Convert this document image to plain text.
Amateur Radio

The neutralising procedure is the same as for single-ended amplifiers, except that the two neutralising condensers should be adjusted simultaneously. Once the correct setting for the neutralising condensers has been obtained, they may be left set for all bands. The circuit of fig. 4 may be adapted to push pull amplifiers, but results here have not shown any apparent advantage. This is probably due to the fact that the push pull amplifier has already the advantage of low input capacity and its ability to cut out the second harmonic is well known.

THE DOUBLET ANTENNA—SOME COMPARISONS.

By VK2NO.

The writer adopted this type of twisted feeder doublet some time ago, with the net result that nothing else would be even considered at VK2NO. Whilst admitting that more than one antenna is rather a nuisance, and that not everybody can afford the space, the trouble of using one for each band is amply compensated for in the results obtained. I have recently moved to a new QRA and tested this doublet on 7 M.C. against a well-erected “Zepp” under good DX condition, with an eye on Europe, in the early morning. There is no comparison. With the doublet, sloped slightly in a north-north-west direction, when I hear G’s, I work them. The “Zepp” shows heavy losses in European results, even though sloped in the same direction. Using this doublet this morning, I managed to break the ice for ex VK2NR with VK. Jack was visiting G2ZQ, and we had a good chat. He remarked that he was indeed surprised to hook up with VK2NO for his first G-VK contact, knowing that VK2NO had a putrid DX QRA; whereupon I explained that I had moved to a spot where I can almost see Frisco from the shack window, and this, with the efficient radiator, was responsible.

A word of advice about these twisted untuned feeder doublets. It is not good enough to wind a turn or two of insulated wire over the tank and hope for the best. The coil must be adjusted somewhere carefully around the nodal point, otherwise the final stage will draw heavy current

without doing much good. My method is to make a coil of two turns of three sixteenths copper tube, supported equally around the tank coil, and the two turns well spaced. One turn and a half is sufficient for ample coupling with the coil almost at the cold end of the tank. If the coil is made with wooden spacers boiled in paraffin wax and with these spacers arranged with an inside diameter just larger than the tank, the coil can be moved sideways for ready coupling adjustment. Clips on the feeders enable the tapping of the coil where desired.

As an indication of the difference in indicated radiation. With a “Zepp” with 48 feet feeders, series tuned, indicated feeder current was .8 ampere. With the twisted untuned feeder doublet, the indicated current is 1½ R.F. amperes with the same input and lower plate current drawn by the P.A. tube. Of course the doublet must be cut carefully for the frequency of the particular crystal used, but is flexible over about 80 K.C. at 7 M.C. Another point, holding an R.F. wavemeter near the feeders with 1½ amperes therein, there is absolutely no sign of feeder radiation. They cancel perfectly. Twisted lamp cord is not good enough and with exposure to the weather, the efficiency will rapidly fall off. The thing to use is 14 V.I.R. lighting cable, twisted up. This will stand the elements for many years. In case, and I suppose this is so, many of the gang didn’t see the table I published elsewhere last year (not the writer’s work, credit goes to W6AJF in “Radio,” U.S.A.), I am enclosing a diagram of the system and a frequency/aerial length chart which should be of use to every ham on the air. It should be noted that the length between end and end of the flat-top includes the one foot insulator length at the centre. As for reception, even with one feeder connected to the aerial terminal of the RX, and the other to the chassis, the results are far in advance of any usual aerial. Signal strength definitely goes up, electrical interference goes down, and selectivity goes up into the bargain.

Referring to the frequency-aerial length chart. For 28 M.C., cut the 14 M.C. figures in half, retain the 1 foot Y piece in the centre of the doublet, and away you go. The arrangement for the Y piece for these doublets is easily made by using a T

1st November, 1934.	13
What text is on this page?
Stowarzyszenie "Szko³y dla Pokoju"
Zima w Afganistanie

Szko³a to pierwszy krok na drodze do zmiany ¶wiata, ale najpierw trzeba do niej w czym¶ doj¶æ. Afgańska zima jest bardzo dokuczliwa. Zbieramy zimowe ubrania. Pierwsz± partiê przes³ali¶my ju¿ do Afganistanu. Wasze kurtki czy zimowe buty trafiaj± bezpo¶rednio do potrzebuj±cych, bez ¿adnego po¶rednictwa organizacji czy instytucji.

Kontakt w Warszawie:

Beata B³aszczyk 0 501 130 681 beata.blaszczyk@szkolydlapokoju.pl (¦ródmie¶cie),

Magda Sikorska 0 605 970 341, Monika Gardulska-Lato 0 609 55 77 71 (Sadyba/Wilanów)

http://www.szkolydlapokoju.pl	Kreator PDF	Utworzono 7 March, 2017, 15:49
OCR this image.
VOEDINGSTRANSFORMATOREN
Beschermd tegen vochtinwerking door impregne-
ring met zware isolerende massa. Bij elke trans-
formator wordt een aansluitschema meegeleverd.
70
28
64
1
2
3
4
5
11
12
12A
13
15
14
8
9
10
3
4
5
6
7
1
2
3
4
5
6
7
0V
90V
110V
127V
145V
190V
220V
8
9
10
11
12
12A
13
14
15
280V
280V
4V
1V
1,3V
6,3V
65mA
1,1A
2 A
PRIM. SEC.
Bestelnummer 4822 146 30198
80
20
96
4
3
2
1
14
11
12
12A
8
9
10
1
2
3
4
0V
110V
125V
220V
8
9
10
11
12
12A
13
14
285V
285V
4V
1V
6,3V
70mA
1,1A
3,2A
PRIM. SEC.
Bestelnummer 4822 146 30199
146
__________
Give a word-for-word copy of the records.

EXPECTED ANSWER:
Convert this document image to plain text.
Amateur Radio

The neutralising procedure is the same as for single-ended amplifiers, except that the two neutralising condensers should be adjusted simultaneously. Once the correct setting for the neutralising condensers has been obtained, they may be left set for all bands. The circuit of fig. 4 may be adapted to push pull amplifiers, but results here have not shown any apparent advantage. This is probably due to the fact that the push pull amplifier has already the advantage of low input capacity and its ability to cut out the second harmonic is well known.

THE DOUBLET ANTENNA—SOME COMPARISONS.

By VK2NO.

The writer adopted this type of twisted feeder doublet some time ago, with the net result that nothing else would be even considered at VK2NO. Whilst admitting that more than one antenna is rather a nuisance, and that not everybody can afford the space, the trouble of using one for each band is amply compensated for in the results obtained. I have recently moved to a new QRA and tested this doublet on 7 M.C. against a well-erected “Zepp” under good DX condition, with an eye on Europe, in the early morning. There is no comparison. With the doublet, sloped slightly in a north-north-west direction, when I hear G’s, I work them. The “Zepp” shows heavy losses in European results, even though sloped in the same direction. Using this doublet this morning, I managed to break the ice for ex VK2NR with VK. Jack was visiting G2ZQ, and we had a good chat. He remarked that he was indeed surprised to hook up with VK2NO for his first G-VK contact, knowing that VK2NO had a putrid DX QRA; whereupon I explained that I had moved to a spot where I can almost see Frisco from the shack window, and this, with the efficient radiator, was responsible.

A word of advice about these twisted untuned feeder doublets. It is not good enough to wind a turn or two of insulated wire over the tank and hope for the best. The coil must be adjusted somewhere carefully around the nodal point, otherwise the final stage will draw heavy current

without doing much good. My method is to make a coil of two turns of three sixteenths copper tube, supported equally around the tank coil, and the two turns well spaced. One turn and a half is sufficient for ample coupling with the coil almost at the cold end of the tank. If the coil is made with wooden spacers boiled in paraffin wax and with these spacers arranged with an inside diameter just larger than the tank, the coil can be moved sideways for ready coupling adjustment. Clips on the feeders enable the tapping of the coil where desired.

As an indication of the difference in indicated radiation. With a “Zepp” with 48 feet feeders, series tuned, indicated feeder current was .8 ampere. With the twisted untuned feeder doublet, the indicated current is 1½ R.F. amperes with the same input and lower plate current drawn by the P.A. tube. Of course the doublet must be cut carefully for the frequency of the particular crystal used, but is flexible over about 80 K.C. at 7 M.C. Another point, holding an R.F. wavemeter near the feeders with 1½ amperes therein, there is absolutely no sign of feeder radiation. They cancel perfectly. Twisted lamp cord is not good enough and with exposure to the weather, the efficiency will rapidly fall off. The thing to use is 14 V.I.R. lighting cable, twisted up. This will stand the elements for many years. In case, and I suppose this is so, many of the gang didn’t see the table I published elsewhere last year (not the writer’s work, credit goes to W6AJF in “Radio,” U.S.A.), I am enclosing a diagram of the system and a frequency/aerial length chart which should be of use to every ham on the air. It should be noted that the length between end and end of the flat-top includes the one foot insulator length at the centre. As for reception, even with one feeder connected to the aerial terminal of the RX, and the other to the chassis, the results are far in advance of any usual aerial. Signal strength definitely goes up, electrical interference goes down, and selectivity goes up into the bargain.

Referring to the frequency-aerial length chart. For 28 M.C., cut the 14 M.C. figures in half, retain the 1 foot Y piece in the centre of the doublet, and away you go. The arrangement for the Y piece for these doublets is easily made by using a T

1st November, 1934.	13
What text is on this page?
Stowarzyszenie "Szko³y dla Pokoju"
Zima w Afganistanie

Szko³a to pierwszy krok na drodze do zmiany ¶wiata, ale najpierw trzeba do niej w czym¶ doj¶æ. Afgańska zima jest bardzo dokuczliwa. Zbieramy zimowe ubrania. Pierwsz± partiê przes³ali¶my ju¿ do Afganistanu. Wasze kurtki czy zimowe buty trafiaj± bezpo¶rednio do potrzebuj±cych, bez ¿adnego po¶rednictwa organizacji czy instytucji.

Kontakt w Warszawie:

Beata B³aszczyk 0 501 130 681 beata.blaszczyk@szkolydlapokoju.pl (¦ródmie¶cie),

Magda Sikorska 0 605 970 341, Monika Gardulska-Lato 0 609 55 77 71 (Sadyba/Wilanów)

http://www.szkolydlapokoju.pl	Kreator PDF	Utworzono 7 March, 2017, 15:49
OCR this image.
VOEDINGSTRANSFORMATOREN
Beschermd tegen vochtinwerking door impregne-
ring met zware isolerende massa. Bij elke trans-
formator wordt een aansluitschema meegeleverd.
70
28
64
1
2
3
4
5
11
12
12A
13
15
14
8
9
10
3
4
5
6
7
1
2
3
4
5
6
7
0V
90V
110V
127V
145V
190V
220V
8
9
10
11
12
12A
13
14
15
280V
280V
4V
1V
1,3V
6,3V
65mA
1,1A
2 A
PRIM. SEC.
Bestelnummer 4822 146 30198
80
20
96
4
3
2
1
14
11
12
12A
8
9
10
1
2
3
4
0V
110V
125V
220V
8
9
10
11
12
12A
13
14
285V
285V
4V
1V
6,3V
70mA
1,1A
3,2A
PRIM. SEC.
Bestelnummer 4822 146 30199
146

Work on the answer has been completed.